▸ **Problem details**: A faithful transcription of all the data is required.

□ □ □ □ □

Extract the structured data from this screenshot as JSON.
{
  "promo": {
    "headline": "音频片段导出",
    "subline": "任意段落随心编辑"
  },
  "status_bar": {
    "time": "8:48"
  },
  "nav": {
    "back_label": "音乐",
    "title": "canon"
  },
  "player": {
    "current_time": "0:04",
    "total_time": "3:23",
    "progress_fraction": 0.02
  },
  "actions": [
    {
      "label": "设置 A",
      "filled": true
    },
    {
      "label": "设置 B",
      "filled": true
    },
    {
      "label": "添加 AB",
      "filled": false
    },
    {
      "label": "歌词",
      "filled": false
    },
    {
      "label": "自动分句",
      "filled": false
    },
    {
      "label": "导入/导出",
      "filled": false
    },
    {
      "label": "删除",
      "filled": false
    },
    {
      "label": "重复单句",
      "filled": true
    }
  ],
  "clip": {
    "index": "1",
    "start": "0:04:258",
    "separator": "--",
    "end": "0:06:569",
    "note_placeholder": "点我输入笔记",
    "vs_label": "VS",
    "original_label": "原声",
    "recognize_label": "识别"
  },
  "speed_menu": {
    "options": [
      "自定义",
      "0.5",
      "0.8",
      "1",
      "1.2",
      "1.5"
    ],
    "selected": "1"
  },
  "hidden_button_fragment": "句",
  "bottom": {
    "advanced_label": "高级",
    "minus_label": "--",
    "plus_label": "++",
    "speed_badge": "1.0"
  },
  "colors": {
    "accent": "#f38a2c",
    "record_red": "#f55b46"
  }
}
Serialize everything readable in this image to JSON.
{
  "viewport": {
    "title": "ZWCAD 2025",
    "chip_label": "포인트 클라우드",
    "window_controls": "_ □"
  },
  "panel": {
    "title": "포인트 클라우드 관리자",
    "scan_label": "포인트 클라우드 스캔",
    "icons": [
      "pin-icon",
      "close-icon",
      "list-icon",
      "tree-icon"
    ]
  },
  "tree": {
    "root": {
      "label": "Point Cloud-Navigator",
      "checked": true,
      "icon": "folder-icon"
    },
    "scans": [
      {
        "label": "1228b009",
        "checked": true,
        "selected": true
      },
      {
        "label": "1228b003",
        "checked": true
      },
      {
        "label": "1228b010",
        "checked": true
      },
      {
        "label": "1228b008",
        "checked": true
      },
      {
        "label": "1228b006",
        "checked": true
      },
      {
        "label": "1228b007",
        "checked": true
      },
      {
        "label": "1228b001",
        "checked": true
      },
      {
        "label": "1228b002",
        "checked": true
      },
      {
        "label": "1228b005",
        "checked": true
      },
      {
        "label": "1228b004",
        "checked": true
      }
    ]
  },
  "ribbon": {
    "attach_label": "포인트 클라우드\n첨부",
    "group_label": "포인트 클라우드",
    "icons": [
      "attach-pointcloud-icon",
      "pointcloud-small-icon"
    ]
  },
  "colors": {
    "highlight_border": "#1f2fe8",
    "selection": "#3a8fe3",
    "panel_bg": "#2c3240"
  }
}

□ □ □ □ □

▸ **Expected answer**:
Extract the structured data from this screenshot as JSON.
{
  "promo": {
    "headline": "音频片段导出",
    "subline": "任意段落随心编辑"
  },
  "status_bar": {
    "time": "8:48"
  },
  "nav": {
    "back_label": "音乐",
    "title": "canon"
  },
  "player": {
    "current_time": "0:04",
    "total_time": "3:23",
    "progress_fraction": 0.02
  },
  "actions": [
    {
      "label": "设置 A",
      "filled": true
    },
    {
      "label": "设置 B",
      "filled": true
    },
    {
      "label": "添加 AB",
      "filled": false
    },
    {
      "label": "歌词",
      "filled": false
    },
    {
      "label": "自动分句",
      "filled": false
    },
    {
      "label": "导入/导出",
      "filled": false
    },
    {
      "label": "删除",
      "filled": false
    },
    {
      "label": "重复单句",
      "filled": true
    }
  ],
  "clip": {
    "index": "1",
    "start": "0:04:258",
    "separator": "--",
    "end": "0:06:569",
    "note_placeholder": "点我输入笔记",
    "vs_label": "VS",
    "original_label": "原声",
    "recognize_label": "识别"
  },
  "speed_menu": {
    "options": [
      "自定义",
      "0.5",
      "0.8",
      "1",
      "1.2",
      "1.5"
    ],
    "selected": "1"
  },
  "hidden_button_fragment": "句",
  "bottom": {
    "advanced_label": "高级",
    "minus_label": "--",
    "plus_label": "++",
    "speed_badge": "1.0"
  },
  "colors": {
    "accent": "#f38a2c",
    "record_red": "#f55b46"
  }
}
Serialize everything readable in this image to JSON.
{
  "viewport": {
    "title": "ZWCAD 2025",
    "chip_label": "포인트 클라우드",
    "window_controls": "_ □"
  },
  "panel": {
    "title": "포인트 클라우드 관리자",
    "scan_label": "포인트 클라우드 스캔",
    "icons": [
      "pin-icon",
      "close-icon",
      "list-icon",
      "tree-icon"
    ]
  },
  "tree": {
    "root": {
      "label": "Point Cloud-Navigator",
      "checked": true,
      "icon": "folder-icon"
    },
    "scans": [
      {
        "label": "1228b009",
        "checked": true,
        "selected": true
      },
      {
        "label": "1228b003",
        "checked": true
      },
      {
        "label": "1228b010",
        "checked": true
      },
      {
        "label": "1228b008",
        "checked": true
      },
      {
        "label": "1228b006",
        "checked": true
      },
      {
        "label": "1228b007",
        "checked": true
      },
      {
        "label": "1228b001",
        "checked": true
      },
      {
        "label": "1228b002",
        "checked": true
      },
      {
        "label": "1228b005",
        "checked": true
      },
      {
        "label": "1228b004",
        "checked": true
      }
    ]
  },
  "ribbon": {
    "attach_label": "포인트 클라우드\n첨부",
    "group_label": "포인트 클라우드",
    "icons": [
      "attach-pointcloud-icon",
      "pointcloud-small-icon"
    ]
  },
  "colors": {
    "highlight_border": "#1f2fe8",
    "selection": "#3a8fe3",
    "panel_bg": "#2c3240"
  }
}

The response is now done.